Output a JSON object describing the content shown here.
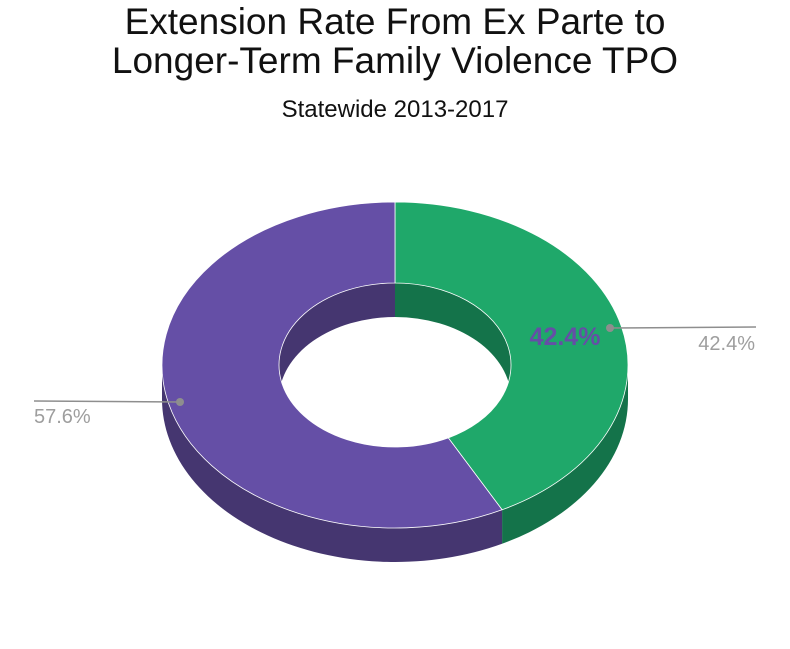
{
  "chart_data": {
    "type": "pie",
    "variant": "donut-3d",
    "title_lines": [
      "Extension Rate From Ex Parte to",
      "Longer-Term Family Violence TPO"
    ],
    "subtitle": "Statewide 2013-2017",
    "slices": [
      {
        "value": 42.4,
        "label": "42.4%",
        "color": "#1fa86a",
        "side_color": "#14734a"
      },
      {
        "value": 57.6,
        "label": "57.6%",
        "color": "#654fa6",
        "side_color": "#453670"
      }
    ],
    "inner_label": {
      "text": "42.4%",
      "color": "#654fa6"
    },
    "callout_color": "#8e8e8e",
    "callout_text_color": "#9e9e9e"
  }
}
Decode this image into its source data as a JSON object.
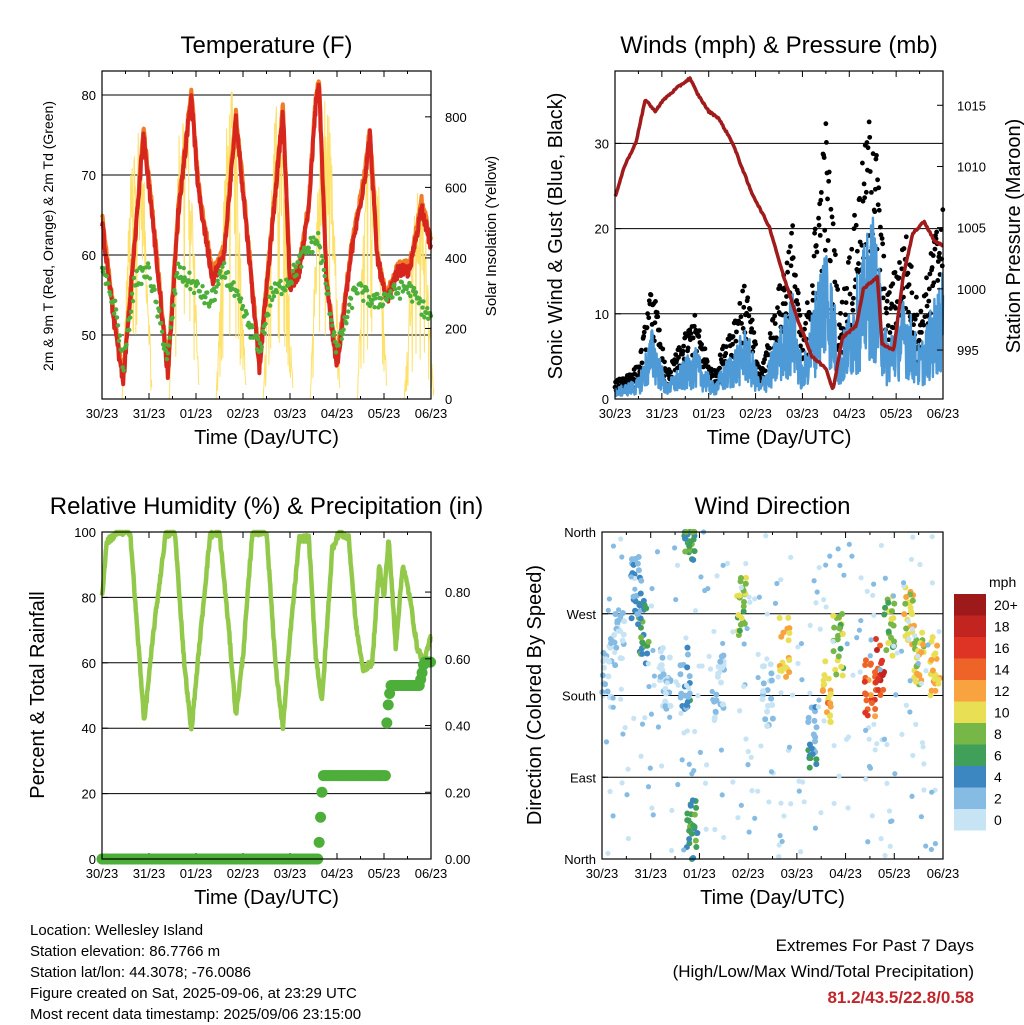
──────────────────────────────
TASK BRIEF:
Quote the preceding records in their entirety, excluding every picture.

REPLY TO THE EXERCISE:
Output a JSON object describing the content shown here.
{
  "chart_data": {
    "type": "pie",
    "variant": "donut-3d",
    "title_lines": [
      "Extension Rate From Ex Parte to",
      "Longer-Term Family Violence TPO"
    ],
    "subtitle": "Statewide 2013-2017",
    "slices": [
      {
        "value": 42.4,
        "label": "42.4%",
        "color": "#1fa86a",
        "side_color": "#14734a"
      },
      {
        "value": 57.6,
        "label": "57.6%",
        "color": "#654fa6",
        "side_color": "#453670"
      }
    ],
    "inner_label": {
      "text": "42.4%",
      "color": "#654fa6"
    },
    "callout_color": "#8e8e8e",
    "callout_text_color": "#9e9e9e"
  }
}
Decode this image into its source data as a JSON object.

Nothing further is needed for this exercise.